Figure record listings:

----

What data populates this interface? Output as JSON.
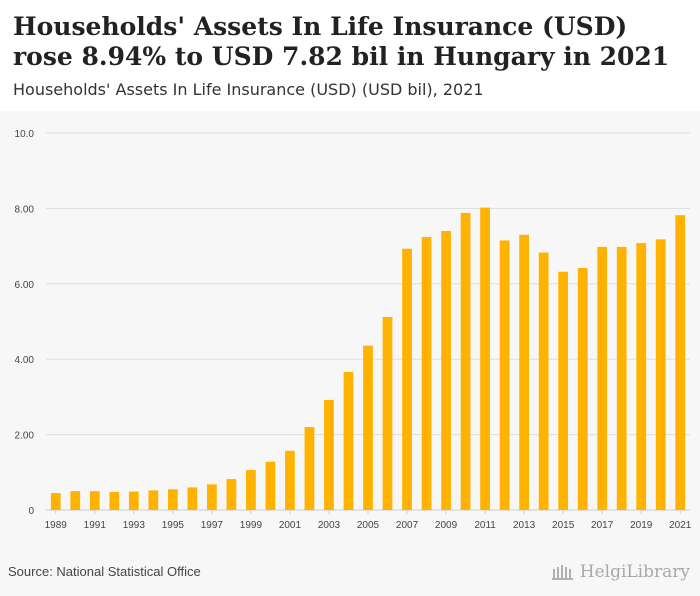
{
  "header": {
    "title": "Households' Assets In Life Insurance (USD) rose 8.94% to USD 7.82 bil in Hungary in 2021",
    "subtitle": "Households' Assets In Life Insurance (USD) (USD bil), 2021"
  },
  "footer": {
    "source": "Source: National Statistical Office",
    "logo_text": "HelgiLibrary"
  },
  "colors": {
    "bar": "#FFB300",
    "grid": "#dddddd",
    "axis_text": "#444444"
  },
  "chart_data": {
    "type": "bar",
    "title": "Households' Assets In Life Insurance (USD) rose 8.94% to USD 7.82 bil in Hungary in 2021",
    "subtitle": "Households' Assets In Life Insurance (USD) (USD bil), 2021",
    "xlabel": "",
    "ylabel": "USD bil",
    "ylim": [
      0,
      10
    ],
    "yticks": [
      0,
      2,
      4,
      6,
      8,
      10
    ],
    "ytick_labels": [
      "0",
      "2.00",
      "4.00",
      "6.00",
      "8.00",
      "10.0"
    ],
    "categories": [
      "1989",
      "1990",
      "1991",
      "1992",
      "1993",
      "1994",
      "1995",
      "1996",
      "1997",
      "1998",
      "1999",
      "2000",
      "2001",
      "2002",
      "2003",
      "2004",
      "2005",
      "2006",
      "2007",
      "2008",
      "2009",
      "2010",
      "2011",
      "2012",
      "2013",
      "2014",
      "2015",
      "2016",
      "2017",
      "2018",
      "2019",
      "2020",
      "2021"
    ],
    "xtick_labels": [
      "1989",
      "1991",
      "1993",
      "1995",
      "1997",
      "1999",
      "2001",
      "2003",
      "2005",
      "2007",
      "2009",
      "2011",
      "2013",
      "2015",
      "2017",
      "2019",
      "2021"
    ],
    "values": [
      0.45,
      0.5,
      0.5,
      0.48,
      0.49,
      0.52,
      0.55,
      0.6,
      0.68,
      0.82,
      1.06,
      1.28,
      1.57,
      2.2,
      2.92,
      3.66,
      4.36,
      5.12,
      6.93,
      7.24,
      7.4,
      7.88,
      8.02,
      7.15,
      7.3,
      6.83,
      6.32,
      6.42,
      6.98,
      6.98,
      7.08,
      7.18,
      7.82
    ],
    "grid": true,
    "legend": "none"
  }
}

----

Goal
Print the records word for word and exclude any picture they hold.

Final result
What data populates this interface? Output as JSON.
{
  "header": {
    "title": "Households' Assets In Life Insurance (USD) rose 8.94% to USD 7.82 bil in Hungary in 2021",
    "subtitle": "Households' Assets In Life Insurance (USD) (USD bil), 2021"
  },
  "footer": {
    "source": "Source: National Statistical Office",
    "logo_text": "HelgiLibrary"
  },
  "colors": {
    "bar": "#FFB300",
    "grid": "#dddddd",
    "axis_text": "#444444"
  },
  "chart_data": {
    "type": "bar",
    "title": "Households' Assets In Life Insurance (USD) rose 8.94% to USD 7.82 bil in Hungary in 2021",
    "subtitle": "Households' Assets In Life Insurance (USD) (USD bil), 2021",
    "xlabel": "",
    "ylabel": "USD bil",
    "ylim": [
      0,
      10
    ],
    "yticks": [
      0,
      2,
      4,
      6,
      8,
      10
    ],
    "ytick_labels": [
      "0",
      "2.00",
      "4.00",
      "6.00",
      "8.00",
      "10.0"
    ],
    "categories": [
      "1989",
      "1990",
      "1991",
      "1992",
      "1993",
      "1994",
      "1995",
      "1996",
      "1997",
      "1998",
      "1999",
      "2000",
      "2001",
      "2002",
      "2003",
      "2004",
      "2005",
      "2006",
      "2007",
      "2008",
      "2009",
      "2010",
      "2011",
      "2012",
      "2013",
      "2014",
      "2015",
      "2016",
      "2017",
      "2018",
      "2019",
      "2020",
      "2021"
    ],
    "xtick_labels": [
      "1989",
      "1991",
      "1993",
      "1995",
      "1997",
      "1999",
      "2001",
      "2003",
      "2005",
      "2007",
      "2009",
      "2011",
      "2013",
      "2015",
      "2017",
      "2019",
      "2021"
    ],
    "values": [
      0.45,
      0.5,
      0.5,
      0.48,
      0.49,
      0.52,
      0.55,
      0.6,
      0.68,
      0.82,
      1.06,
      1.28,
      1.57,
      2.2,
      2.92,
      3.66,
      4.36,
      5.12,
      6.93,
      7.24,
      7.4,
      7.88,
      8.02,
      7.15,
      7.3,
      6.83,
      6.32,
      6.42,
      6.98,
      6.98,
      7.08,
      7.18,
      7.82
    ],
    "grid": true,
    "legend": "none"
  }
}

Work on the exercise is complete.